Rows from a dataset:
----

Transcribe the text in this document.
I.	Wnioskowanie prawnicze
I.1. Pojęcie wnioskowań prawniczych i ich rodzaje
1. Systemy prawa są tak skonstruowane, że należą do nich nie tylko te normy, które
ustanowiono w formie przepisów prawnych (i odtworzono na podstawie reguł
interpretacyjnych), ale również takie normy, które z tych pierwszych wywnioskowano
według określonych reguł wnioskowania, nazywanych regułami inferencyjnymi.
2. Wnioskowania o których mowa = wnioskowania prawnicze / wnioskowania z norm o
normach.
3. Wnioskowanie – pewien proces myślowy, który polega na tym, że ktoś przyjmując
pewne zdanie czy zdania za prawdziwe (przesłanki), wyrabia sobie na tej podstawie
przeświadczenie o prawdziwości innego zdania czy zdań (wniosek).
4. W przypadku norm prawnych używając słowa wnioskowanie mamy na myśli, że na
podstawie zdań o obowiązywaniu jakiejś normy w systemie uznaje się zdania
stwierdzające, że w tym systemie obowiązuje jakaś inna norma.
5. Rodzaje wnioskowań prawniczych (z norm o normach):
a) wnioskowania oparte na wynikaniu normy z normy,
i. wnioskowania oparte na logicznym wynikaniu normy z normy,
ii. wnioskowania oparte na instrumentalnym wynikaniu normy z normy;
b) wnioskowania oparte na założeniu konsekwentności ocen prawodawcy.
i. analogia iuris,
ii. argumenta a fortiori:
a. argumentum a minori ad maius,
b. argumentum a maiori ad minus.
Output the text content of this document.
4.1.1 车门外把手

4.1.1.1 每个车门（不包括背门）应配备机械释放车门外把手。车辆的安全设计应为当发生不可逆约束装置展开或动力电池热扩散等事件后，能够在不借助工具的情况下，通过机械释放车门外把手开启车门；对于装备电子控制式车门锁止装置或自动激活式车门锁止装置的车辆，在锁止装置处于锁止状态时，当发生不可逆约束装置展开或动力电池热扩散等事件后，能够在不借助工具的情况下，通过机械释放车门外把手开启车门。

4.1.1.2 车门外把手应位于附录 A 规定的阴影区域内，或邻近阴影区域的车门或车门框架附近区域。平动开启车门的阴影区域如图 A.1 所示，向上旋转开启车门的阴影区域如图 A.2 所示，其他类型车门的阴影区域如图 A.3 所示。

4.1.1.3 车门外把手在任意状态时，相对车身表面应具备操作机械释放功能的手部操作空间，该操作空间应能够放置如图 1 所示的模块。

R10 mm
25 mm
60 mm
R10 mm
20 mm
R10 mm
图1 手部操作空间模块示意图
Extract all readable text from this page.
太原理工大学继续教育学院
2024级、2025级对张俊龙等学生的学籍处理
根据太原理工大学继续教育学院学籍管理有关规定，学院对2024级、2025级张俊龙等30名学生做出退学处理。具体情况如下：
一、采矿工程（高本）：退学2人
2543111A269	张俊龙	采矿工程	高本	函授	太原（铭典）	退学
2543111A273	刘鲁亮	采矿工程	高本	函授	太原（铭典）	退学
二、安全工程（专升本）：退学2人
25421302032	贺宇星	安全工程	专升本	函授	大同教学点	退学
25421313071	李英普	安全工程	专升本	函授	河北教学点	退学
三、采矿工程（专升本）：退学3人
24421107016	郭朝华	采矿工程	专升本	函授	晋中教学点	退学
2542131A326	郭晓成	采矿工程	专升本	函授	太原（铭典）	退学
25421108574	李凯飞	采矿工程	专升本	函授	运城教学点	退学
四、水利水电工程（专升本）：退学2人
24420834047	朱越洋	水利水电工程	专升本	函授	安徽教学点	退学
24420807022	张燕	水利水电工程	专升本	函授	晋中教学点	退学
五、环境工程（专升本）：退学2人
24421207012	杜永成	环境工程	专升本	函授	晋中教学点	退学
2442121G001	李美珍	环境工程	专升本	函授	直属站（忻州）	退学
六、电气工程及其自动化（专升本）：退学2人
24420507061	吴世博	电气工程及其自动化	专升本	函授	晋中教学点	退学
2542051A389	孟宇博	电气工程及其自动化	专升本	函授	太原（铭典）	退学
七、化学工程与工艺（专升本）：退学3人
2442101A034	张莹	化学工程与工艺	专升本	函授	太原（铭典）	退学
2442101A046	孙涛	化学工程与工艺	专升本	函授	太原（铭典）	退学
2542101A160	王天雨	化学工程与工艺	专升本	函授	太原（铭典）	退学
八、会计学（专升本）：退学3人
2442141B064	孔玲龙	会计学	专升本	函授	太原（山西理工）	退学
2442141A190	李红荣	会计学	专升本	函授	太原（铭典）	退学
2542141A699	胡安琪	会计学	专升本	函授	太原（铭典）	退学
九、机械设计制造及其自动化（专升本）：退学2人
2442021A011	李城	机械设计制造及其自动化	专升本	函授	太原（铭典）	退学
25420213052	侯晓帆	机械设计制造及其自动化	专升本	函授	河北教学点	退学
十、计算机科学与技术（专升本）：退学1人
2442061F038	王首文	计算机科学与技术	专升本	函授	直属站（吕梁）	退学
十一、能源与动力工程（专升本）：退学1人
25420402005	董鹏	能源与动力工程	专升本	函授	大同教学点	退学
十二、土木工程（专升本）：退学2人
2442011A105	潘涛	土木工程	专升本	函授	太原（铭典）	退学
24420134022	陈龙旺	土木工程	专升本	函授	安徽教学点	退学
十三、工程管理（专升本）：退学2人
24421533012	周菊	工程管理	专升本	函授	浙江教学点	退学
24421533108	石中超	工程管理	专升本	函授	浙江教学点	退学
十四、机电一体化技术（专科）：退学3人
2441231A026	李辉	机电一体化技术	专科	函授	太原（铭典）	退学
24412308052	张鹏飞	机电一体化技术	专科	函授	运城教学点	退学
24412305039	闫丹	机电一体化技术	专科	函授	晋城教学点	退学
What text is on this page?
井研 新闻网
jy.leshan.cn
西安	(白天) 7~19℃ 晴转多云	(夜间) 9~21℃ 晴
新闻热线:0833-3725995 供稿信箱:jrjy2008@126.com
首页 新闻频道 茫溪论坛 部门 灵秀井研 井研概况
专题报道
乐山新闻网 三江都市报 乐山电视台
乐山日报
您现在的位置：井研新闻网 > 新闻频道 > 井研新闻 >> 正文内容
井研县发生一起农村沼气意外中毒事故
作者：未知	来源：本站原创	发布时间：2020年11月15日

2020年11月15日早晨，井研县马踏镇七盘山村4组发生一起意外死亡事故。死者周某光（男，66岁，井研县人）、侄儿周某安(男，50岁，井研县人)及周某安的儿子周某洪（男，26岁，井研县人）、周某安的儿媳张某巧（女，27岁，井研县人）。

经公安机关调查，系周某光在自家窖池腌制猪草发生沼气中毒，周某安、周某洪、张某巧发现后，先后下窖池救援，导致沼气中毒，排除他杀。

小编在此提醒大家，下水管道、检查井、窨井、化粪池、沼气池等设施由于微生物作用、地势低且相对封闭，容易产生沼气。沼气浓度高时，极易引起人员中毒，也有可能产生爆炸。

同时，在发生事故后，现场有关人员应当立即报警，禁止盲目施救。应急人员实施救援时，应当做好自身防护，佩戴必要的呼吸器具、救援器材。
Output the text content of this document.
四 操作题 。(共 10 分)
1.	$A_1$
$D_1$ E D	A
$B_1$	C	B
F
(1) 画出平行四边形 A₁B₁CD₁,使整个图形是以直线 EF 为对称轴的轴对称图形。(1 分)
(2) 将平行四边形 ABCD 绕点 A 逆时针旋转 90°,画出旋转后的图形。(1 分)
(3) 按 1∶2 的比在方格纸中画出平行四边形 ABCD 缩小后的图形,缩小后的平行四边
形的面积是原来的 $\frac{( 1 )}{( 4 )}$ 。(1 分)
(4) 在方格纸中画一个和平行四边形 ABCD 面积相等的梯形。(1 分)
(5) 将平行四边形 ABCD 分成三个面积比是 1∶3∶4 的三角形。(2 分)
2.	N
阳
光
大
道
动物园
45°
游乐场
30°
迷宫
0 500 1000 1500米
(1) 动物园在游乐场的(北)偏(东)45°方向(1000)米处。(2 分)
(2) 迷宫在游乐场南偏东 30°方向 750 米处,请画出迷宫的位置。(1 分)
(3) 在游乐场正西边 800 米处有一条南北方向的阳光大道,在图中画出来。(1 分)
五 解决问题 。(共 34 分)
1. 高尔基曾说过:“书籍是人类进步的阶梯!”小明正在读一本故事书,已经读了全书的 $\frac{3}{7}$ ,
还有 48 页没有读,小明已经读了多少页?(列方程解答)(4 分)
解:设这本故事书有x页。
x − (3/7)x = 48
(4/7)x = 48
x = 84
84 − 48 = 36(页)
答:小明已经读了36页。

----

WHAT THE TASK ASKS:
Word for word, quote the lines from the line containing "What text is on this page?" through the end of the material, both included, and nothing else.

WRITTEN SOLUTION:
What text is on this page?
井研 新闻网
jy.leshan.cn
西安	(白天) 7~19℃ 晴转多云	(夜间) 9~21℃ 晴
新闻热线:0833-3725995 供稿信箱:jrjy2008@126.com
首页 新闻频道 茫溪论坛 部门 灵秀井研 井研概况
专题报道
乐山新闻网 三江都市报 乐山电视台
乐山日报
您现在的位置：井研新闻网 > 新闻频道 > 井研新闻 >> 正文内容
井研县发生一起农村沼气意外中毒事故
作者：未知	来源：本站原创	发布时间：2020年11月15日

2020年11月15日早晨，井研县马踏镇七盘山村4组发生一起意外死亡事故。死者周某光（男，66岁，井研县人）、侄儿周某安(男，50岁，井研县人)及周某安的儿子周某洪（男，26岁，井研县人）、周某安的儿媳张某巧（女，27岁，井研县人）。

经公安机关调查，系周某光在自家窖池腌制猪草发生沼气中毒，周某安、周某洪、张某巧发现后，先后下窖池救援，导致沼气中毒，排除他杀。

小编在此提醒大家，下水管道、检查井、窨井、化粪池、沼气池等设施由于微生物作用、地势低且相对封闭，容易产生沼气。沼气浓度高时，极易引起人员中毒，也有可能产生爆炸。

同时，在发生事故后，现场有关人员应当立即报警，禁止盲目施救。应急人员实施救援时，应当做好自身防护，佩戴必要的呼吸器具、救援器材。
Output the text content of this document.
四 操作题 。(共 10 分)
1.	$A_1$
$D_1$ E D	A
$B_1$	C	B
F
(1) 画出平行四边形 A₁B₁CD₁,使整个图形是以直线 EF 为对称轴的轴对称图形。(1 分)
(2) 将平行四边形 ABCD 绕点 A 逆时针旋转 90°,画出旋转后的图形。(1 分)
(3) 按 1∶2 的比在方格纸中画出平行四边形 ABCD 缩小后的图形,缩小后的平行四边
形的面积是原来的 $\frac{( 1 )}{( 4 )}$ 。(1 分)
(4) 在方格纸中画一个和平行四边形 ABCD 面积相等的梯形。(1 分)
(5) 将平行四边形 ABCD 分成三个面积比是 1∶3∶4 的三角形。(2 分)
2.	N
阳
光
大
道
动物园
45°
游乐场
30°
迷宫
0 500 1000 1500米
(1) 动物园在游乐场的(北)偏(东)45°方向(1000)米处。(2 分)
(2) 迷宫在游乐场南偏东 30°方向 750 米处,请画出迷宫的位置。(1 分)
(3) 在游乐场正西边 800 米处有一条南北方向的阳光大道,在图中画出来。(1 分)
五 解决问题 。(共 34 分)
1. 高尔基曾说过:“书籍是人类进步的阶梯!”小明正在读一本故事书,已经读了全书的 $\frac{3}{7}$ ,
还有 48 页没有读,小明已经读了多少页?(列方程解答)(4 分)
解:设这本故事书有x页。
x − (3/7)x = 48
(4/7)x = 48
x = 84
84 − 48 = 36(页)
答:小明已经读了36页。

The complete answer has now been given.